■ Source passage ■

★ ★ ★

THE PRESIDENCY IN 1960

JFK SPEAKS ON "THE PRESIDENCY IN 1960"

Washington, D.C. (JFK+50) Fifty-five years ago today, January 14, 1960, Senator John F. Kennedy, candidate for the Democratic nomination for President of the United States, spoke at the National Press Club* here in Washington on the topic "The Presidency in 1960."

Senator Kennedy said...

"The modern Presidential campaign covers every issue in and out of the platform from cranberries to creation.  The history of the Nation has largely been written in terms of the different views of the Presidents...or by the Presidency itself."

JFK said that history should tell the voters they have a right to know "what any man bidding for the Presidency thinks about the place he is bidding for..."

One of the things they should know, the Senator said, is if the candidate would be willing to use the power that he sought.

JFK was not particularly complimentary of the Dwight D. Eisenhower presidency.  He believed Ike governed with a "detached (and) limited concept" of his high office.  

Senator Kennedy believed the times required a stronger leader...a "vigorous proponent of the national interest and an active participant in the legislative process."

Like Theodore and Franklin Roosevelt, JFK said that the 1960s would require a President who would be "in the very thick of the fight," not a James Buchanan or Warren G. Harding but an Abraham Lincoln or Woodrow Wilson.

★ ★ ★

■ Given data ■
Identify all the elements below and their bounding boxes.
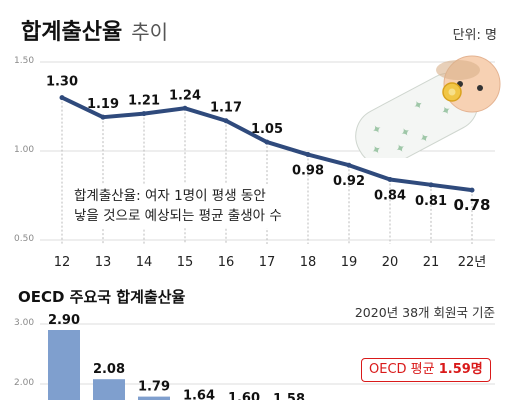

★ ★ ★

■ Problem set ■
1 – According to the account of Kennedy's speech on "The Presidency in 1960," where did he deliver it?
2 – Pick up the account of Kennedy's speech on "The Presidency in 1960" after its last sentence and write the next part.

■ Results for the exercise ■
1 – At the National Press Club in Washington, D.C.

2 –
JFK concluded.... 

"We will need a real fighting mood in the White House--a man who will not relent in the face of pressure from his Congressional leaders...but the White House is not only the center of political leadership, it must be the center of moral leadership...

Lincoln's hand did not tremble.  He did not hesitate.  He did not equivocate. For he was President of the United States."

SOURCE

The American Presidency Project, by Gerhard Peters and John T. Woolley,  "The Presidency in 1960," by John F. Kennedy, National Press Club, Washington, D.C., January 14, 1960, www.presidency.ucsb.edu/ws/?pid=25795



*The National Press Club, a professional organization for journalists and communication professionals, was founded in 1908 in Washington, D.C.  Every President since Theodore Roosevelt has been a member of the NPC with the exception of Warren G. Harding.

In 1927, the National Press Building was completed in the Nation's Capital.